Your job is to retype all of the data word for word, leaving every image out.

---

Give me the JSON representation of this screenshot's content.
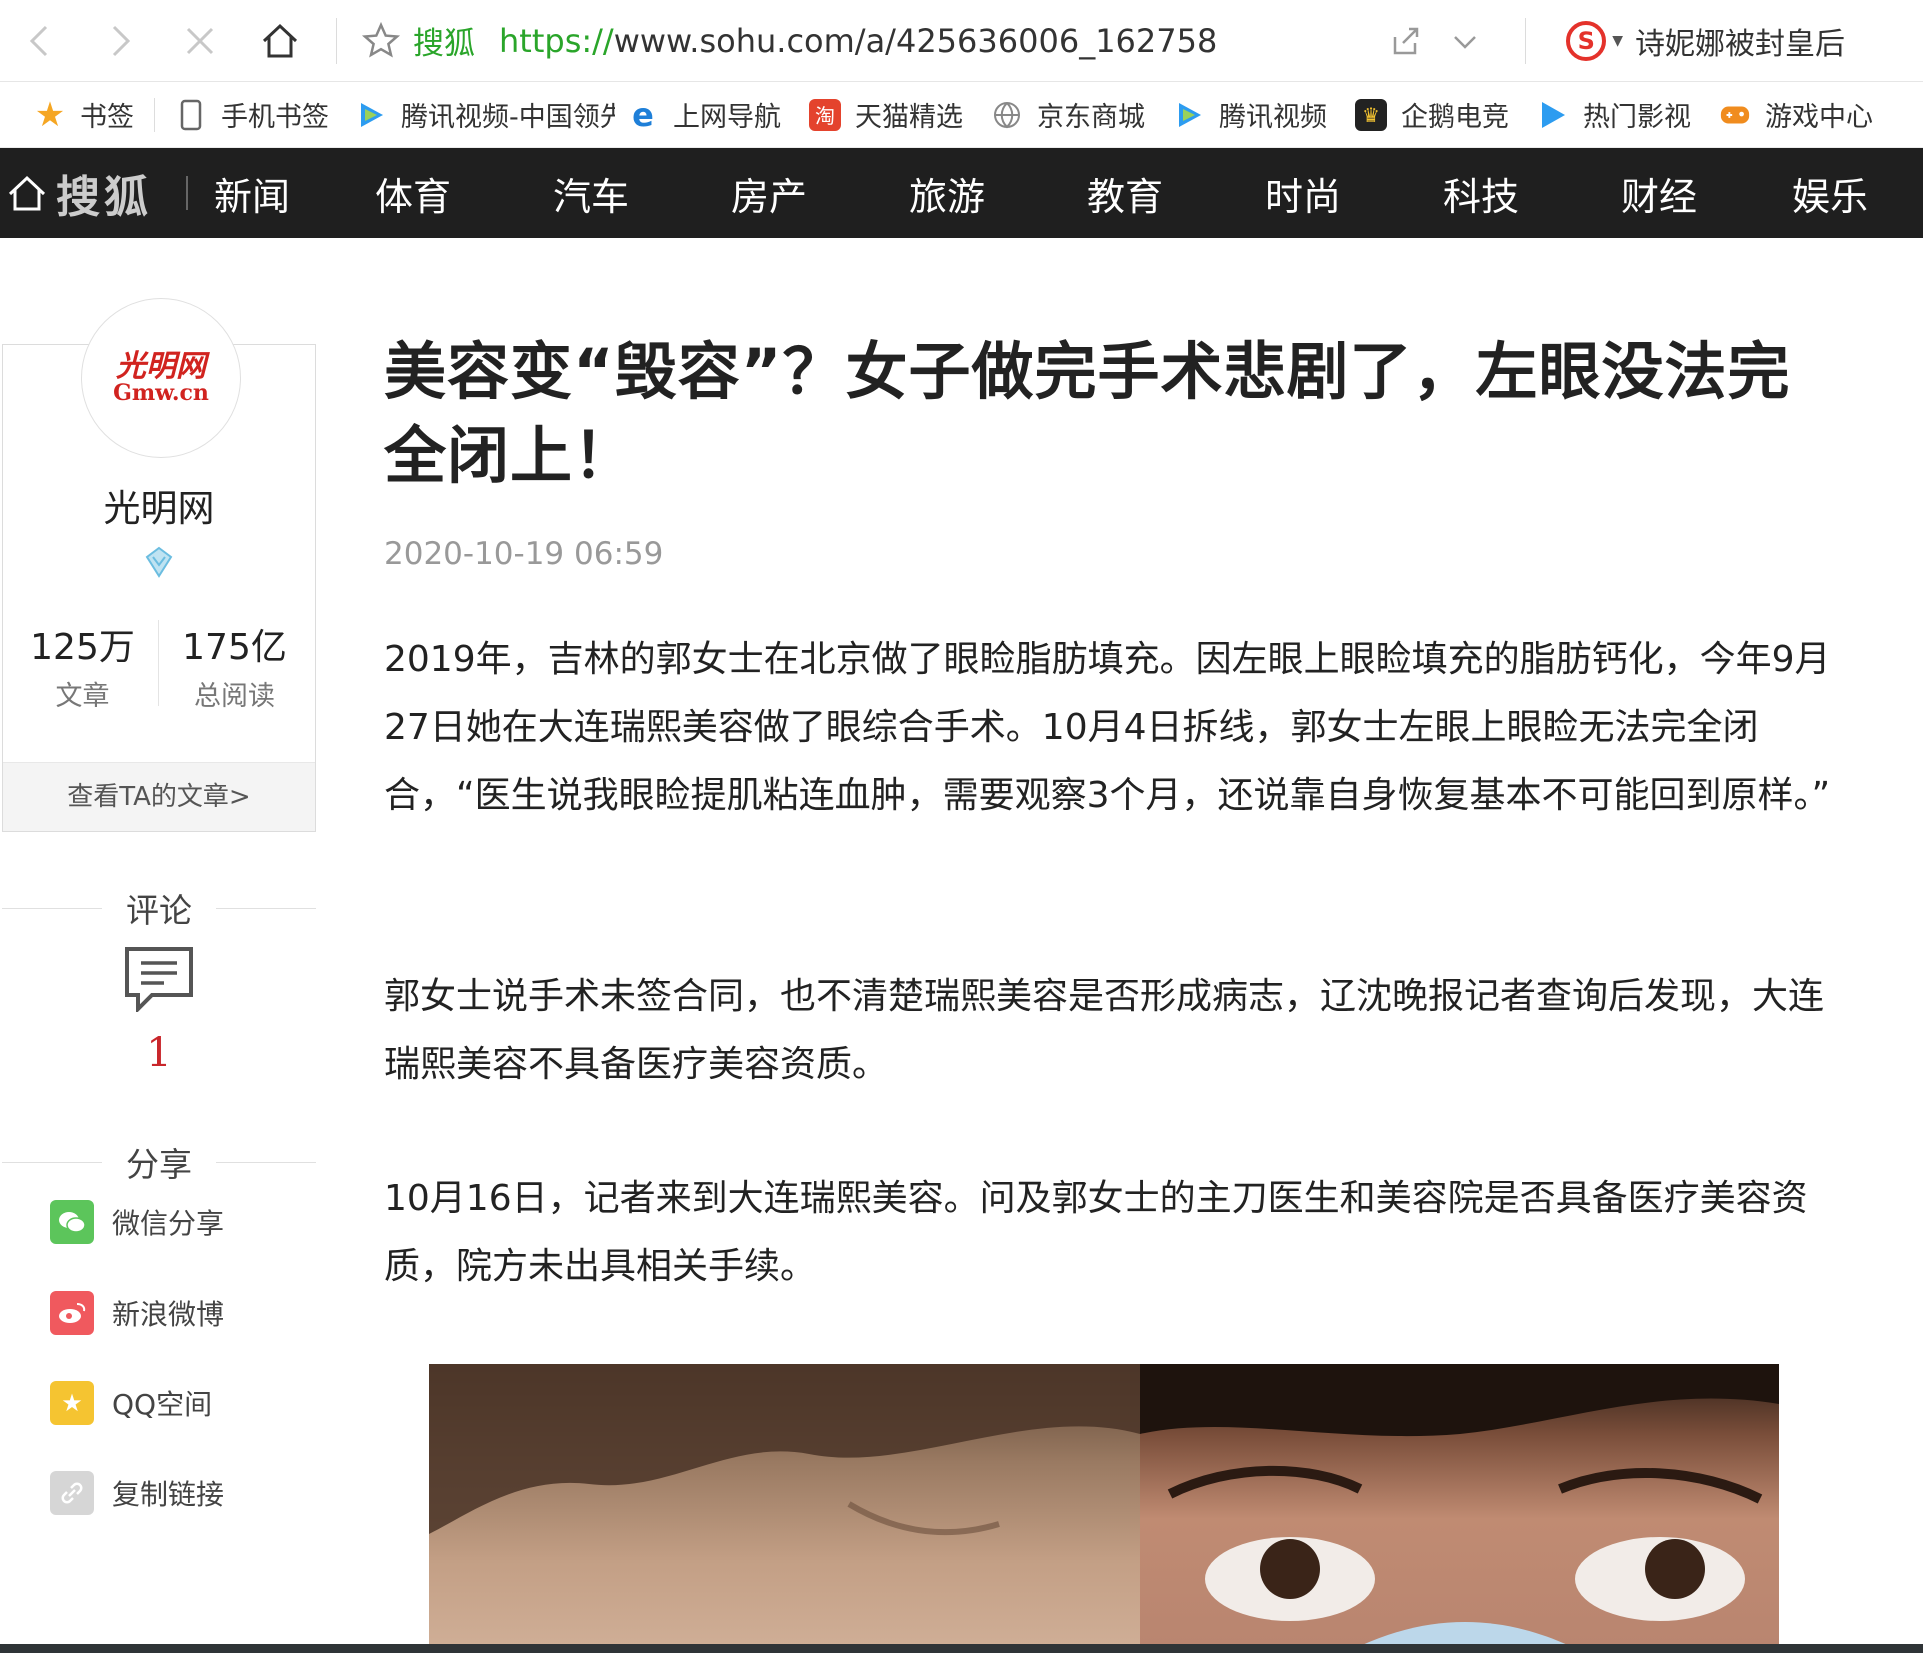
{
  "browser": {
    "site_name": "搜狐",
    "url_scheme": "https://",
    "url_rest": "www.sohu.com/a/425636006_162758",
    "hot_search": "诗妮娜被封皇后"
  },
  "bookmarks": [
    {
      "label": "书签",
      "icon": "star-icon",
      "color": "#f5a623"
    },
    {
      "label": "手机书签",
      "icon": "phone-icon",
      "color": "#666666"
    },
    {
      "label": "腾讯视频-中国领先",
      "icon": "tencent-video-icon",
      "color": "#2d9cf0"
    },
    {
      "label": "上网导航",
      "icon": "ie-icon",
      "color": "#1e7fd8"
    },
    {
      "label": "天猫精选",
      "icon": "tmall-icon",
      "color": "#e4432d"
    },
    {
      "label": "京东商城",
      "icon": "globe-icon",
      "color": "#888888"
    },
    {
      "label": "腾讯视频",
      "icon": "tencent-video-icon",
      "color": "#2d9cf0"
    },
    {
      "label": "企鹅电竞",
      "icon": "penguin-icon",
      "color": "#222222"
    },
    {
      "label": "热门影视",
      "icon": "play-icon",
      "color": "#2d9cf0"
    },
    {
      "label": "游戏中心",
      "icon": "gamepad-icon",
      "color": "#f08c1e"
    }
  ],
  "sohu_nav": {
    "logo": "搜狐",
    "items": [
      "新闻",
      "体育",
      "汽车",
      "房产",
      "旅游",
      "教育",
      "时尚",
      "科技",
      "财经",
      "娱乐"
    ]
  },
  "author": {
    "avatar_text": "光明网",
    "avatar_sub": "Gmw.cn",
    "name": "光明网",
    "articles_num": "125万",
    "articles_label": "文章",
    "reads_num": "175亿",
    "reads_label": "总阅读",
    "more_link": "查看TA的文章>"
  },
  "comments": {
    "title": "评论",
    "count": "1"
  },
  "share": {
    "title": "分享",
    "items": [
      {
        "label": "微信分享",
        "color": "#5cc55b"
      },
      {
        "label": "新浪微博",
        "color": "#f0595e"
      },
      {
        "label": "QQ空间",
        "color": "#f5c431"
      },
      {
        "label": "复制链接",
        "color": "#d6d6d6"
      }
    ]
  },
  "article": {
    "title": "美容变“毁容”？女子做完手术悲剧了，左眼没法完全闭上！",
    "time": "2020-10-19 06:59",
    "paragraphs": [
      "2019年，吉林的郭女士在北京做了眼睑脂肪填充。因左眼上眼睑填充的脂肪钙化，今年9月27日她在大连瑞熙美容做了眼综合手术。10月4日拆线，郭女士左眼上眼睑无法完全闭合，“医生说我眼睑提肌粘连血肿，需要观察3个月，还说靠自身恢复基本不可能回到原样。”",
      "郭女士说手术未签合同，也不清楚瑞熙美容是否形成病志，辽沈晚报记者查询后发现，大连瑞熙美容不具备医疗美容资质。",
      "10月16日，记者来到大连瑞熙美容。问及郭女士的主刀医生和美容院是否具备医疗美容资质，院方未出具相关手续。"
    ]
  }
}
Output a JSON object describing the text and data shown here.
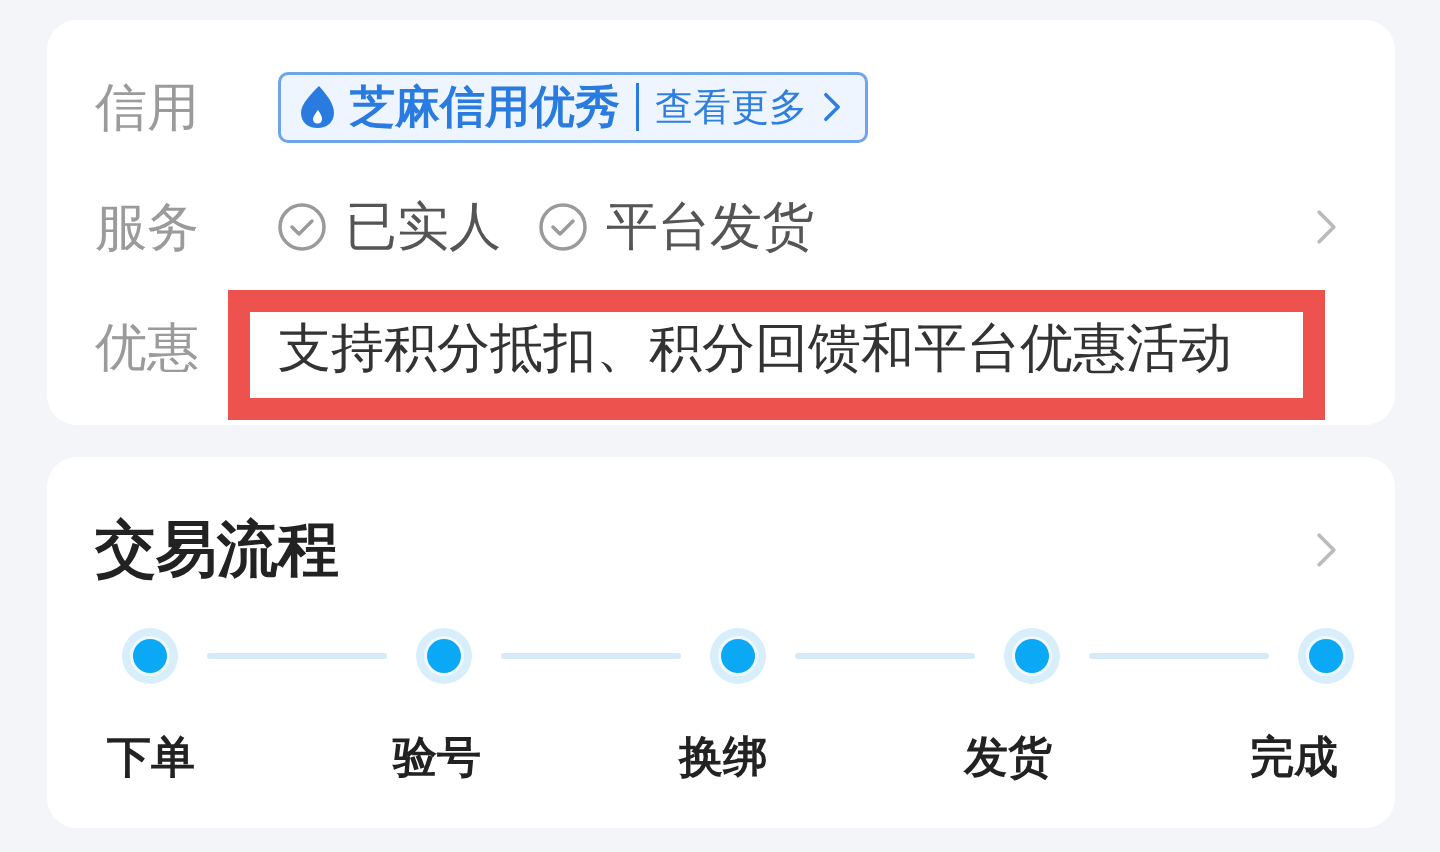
{
  "info_card": {
    "rows": [
      {
        "kind": "badge",
        "label": "信用",
        "badge": {
          "title": "芝麻信用优秀",
          "link": "查看更多"
        }
      },
      {
        "kind": "tags",
        "label": "服务",
        "tags": [
          "已实人",
          "平台发货"
        ]
      },
      {
        "kind": "text",
        "label": "优惠",
        "text": "支持积分抵扣、积分回馈和平台优惠活动",
        "highlighted": true
      }
    ]
  },
  "process_card": {
    "title": "交易流程",
    "steps": [
      "下单",
      "验号",
      "换绑",
      "发货",
      "完成"
    ]
  }
}
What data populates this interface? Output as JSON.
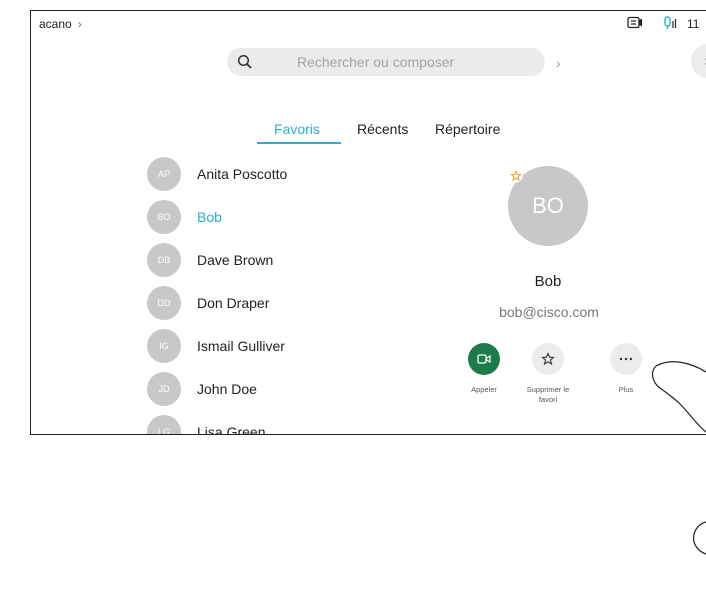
{
  "header": {
    "breadcrumb": "acano",
    "breadcrumb_chevron": "›",
    "time": "11",
    "icons": [
      "share-screen-icon",
      "mic-icon"
    ]
  },
  "search": {
    "placeholder": "Rechercher ou composer",
    "arrow": "›",
    "close": "×"
  },
  "tabs": [
    {
      "label": "Favoris",
      "active": true
    },
    {
      "label": "Récents",
      "active": false
    },
    {
      "label": "Répertoire",
      "active": false
    }
  ],
  "contacts": [
    {
      "initials": "AP",
      "name": "Anita Poscotto"
    },
    {
      "initials": "BO",
      "name": "Bob",
      "selected": true
    },
    {
      "initials": "DB",
      "name": "Dave Brown"
    },
    {
      "initials": "DD",
      "name": "Don Draper"
    },
    {
      "initials": "IG",
      "name": "Ismail Gulliver"
    },
    {
      "initials": "JD",
      "name": "John Doe"
    },
    {
      "initials": "LG",
      "name": "Lisa Green"
    }
  ],
  "detail": {
    "initials": "BO",
    "name": "Bob",
    "email": "bob@cisco.com",
    "actions": [
      {
        "label": "Appeler",
        "icon": "video-camera-icon",
        "color": "#1f7a4a"
      },
      {
        "label": "Supprimer le favori",
        "icon": "star-icon",
        "color": "#ececec"
      },
      {
        "label": "Plus",
        "icon": "more-dots-icon",
        "color": "#ececec"
      }
    ]
  },
  "colors": {
    "accent": "#2baed6",
    "call_green": "#1f7a4a",
    "favorite_star": "#f5a623"
  }
}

---

Answer to this exercise:
Give me the JSON representation of this screenshot's content.
{
  "browser": {
    "site_name": "搜狐",
    "url_scheme": "https://",
    "url_rest": "www.sohu.com/a/425636006_162758",
    "hot_search": "诗妮娜被封皇后"
  },
  "bookmarks": [
    {
      "label": "书签",
      "icon": "star-icon",
      "color": "#f5a623"
    },
    {
      "label": "手机书签",
      "icon": "phone-icon",
      "color": "#666666"
    },
    {
      "label": "腾讯视频-中国领先",
      "icon": "tencent-video-icon",
      "color": "#2d9cf0"
    },
    {
      "label": "上网导航",
      "icon": "ie-icon",
      "color": "#1e7fd8"
    },
    {
      "label": "天猫精选",
      "icon": "tmall-icon",
      "color": "#e4432d"
    },
    {
      "label": "京东商城",
      "icon": "globe-icon",
      "color": "#888888"
    },
    {
      "label": "腾讯视频",
      "icon": "tencent-video-icon",
      "color": "#2d9cf0"
    },
    {
      "label": "企鹅电竞",
      "icon": "penguin-icon",
      "color": "#222222"
    },
    {
      "label": "热门影视",
      "icon": "play-icon",
      "color": "#2d9cf0"
    },
    {
      "label": "游戏中心",
      "icon": "gamepad-icon",
      "color": "#f08c1e"
    }
  ],
  "sohu_nav": {
    "logo": "搜狐",
    "items": [
      "新闻",
      "体育",
      "汽车",
      "房产",
      "旅游",
      "教育",
      "时尚",
      "科技",
      "财经",
      "娱乐"
    ]
  },
  "author": {
    "avatar_text": "光明网",
    "avatar_sub": "Gmw.cn",
    "name": "光明网",
    "articles_num": "125万",
    "articles_label": "文章",
    "reads_num": "175亿",
    "reads_label": "总阅读",
    "more_link": "查看TA的文章>"
  },
  "comments": {
    "title": "评论",
    "count": "1"
  },
  "share": {
    "title": "分享",
    "items": [
      {
        "label": "微信分享",
        "color": "#5cc55b"
      },
      {
        "label": "新浪微博",
        "color": "#f0595e"
      },
      {
        "label": "QQ空间",
        "color": "#f5c431"
      },
      {
        "label": "复制链接",
        "color": "#d6d6d6"
      }
    ]
  },
  "article": {
    "title": "美容变“毁容”？女子做完手术悲剧了，左眼没法完全闭上！",
    "time": "2020-10-19 06:59",
    "paragraphs": [
      "2019年，吉林的郭女士在北京做了眼睑脂肪填充。因左眼上眼睑填充的脂肪钙化，今年9月27日她在大连瑞熙美容做了眼综合手术。10月4日拆线，郭女士左眼上眼睑无法完全闭合，“医生说我眼睑提肌粘连血肿，需要观察3个月，还说靠自身恢复基本不可能回到原样。”",
      "郭女士说手术未签合同，也不清楚瑞熙美容是否形成病志，辽沈晚报记者查询后发现，大连瑞熙美容不具备医疗美容资质。",
      "10月16日，记者来到大连瑞熙美容。问及郭女士的主刀医生和美容院是否具备医疗美容资质，院方未出具相关手续。"
    ]
  }
}
Output a JSON object describing the text and data shown here.
{
  "info_card": {
    "rows": [
      {
        "kind": "badge",
        "label": "信用",
        "badge": {
          "title": "芝麻信用优秀",
          "link": "查看更多"
        }
      },
      {
        "kind": "tags",
        "label": "服务",
        "tags": [
          "已实人",
          "平台发货"
        ]
      },
      {
        "kind": "text",
        "label": "优惠",
        "text": "支持积分抵扣、积分回馈和平台优惠活动",
        "highlighted": true
      }
    ]
  },
  "process_card": {
    "title": "交易流程",
    "steps": [
      "下单",
      "验号",
      "换绑",
      "发货",
      "完成"
    ]
  }
}
What data populates this interface? Output as JSON.
{
  "header": {
    "breadcrumb": "acano",
    "breadcrumb_chevron": "›",
    "time": "11",
    "icons": [
      "share-screen-icon",
      "mic-icon"
    ]
  },
  "search": {
    "placeholder": "Rechercher ou composer",
    "arrow": "›",
    "close": "×"
  },
  "tabs": [
    {
      "label": "Favoris",
      "active": true
    },
    {
      "label": "Récents",
      "active": false
    },
    {
      "label": "Répertoire",
      "active": false
    }
  ],
  "contacts": [
    {
      "initials": "AP",
      "name": "Anita Poscotto"
    },
    {
      "initials": "BO",
      "name": "Bob",
      "selected": true
    },
    {
      "initials": "DB",
      "name": "Dave Brown"
    },
    {
      "initials": "DD",
      "name": "Don Draper"
    },
    {
      "initials": "IG",
      "name": "Ismail Gulliver"
    },
    {
      "initials": "JD",
      "name": "John Doe"
    },
    {
      "initials": "LG",
      "name": "Lisa Green"
    }
  ],
  "detail": {
    "initials": "BO",
    "name": "Bob",
    "email": "bob@cisco.com",
    "actions": [
      {
        "label": "Appeler",
        "icon": "video-camera-icon",
        "color": "#1f7a4a"
      },
      {
        "label": "Supprimer le favori",
        "icon": "star-icon",
        "color": "#ececec"
      },
      {
        "label": "Plus",
        "icon": "more-dots-icon",
        "color": "#ececec"
      }
    ]
  },
  "colors": {
    "accent": "#2baed6",
    "call_green": "#1f7a4a",
    "favorite_star": "#f5a623"
  }
}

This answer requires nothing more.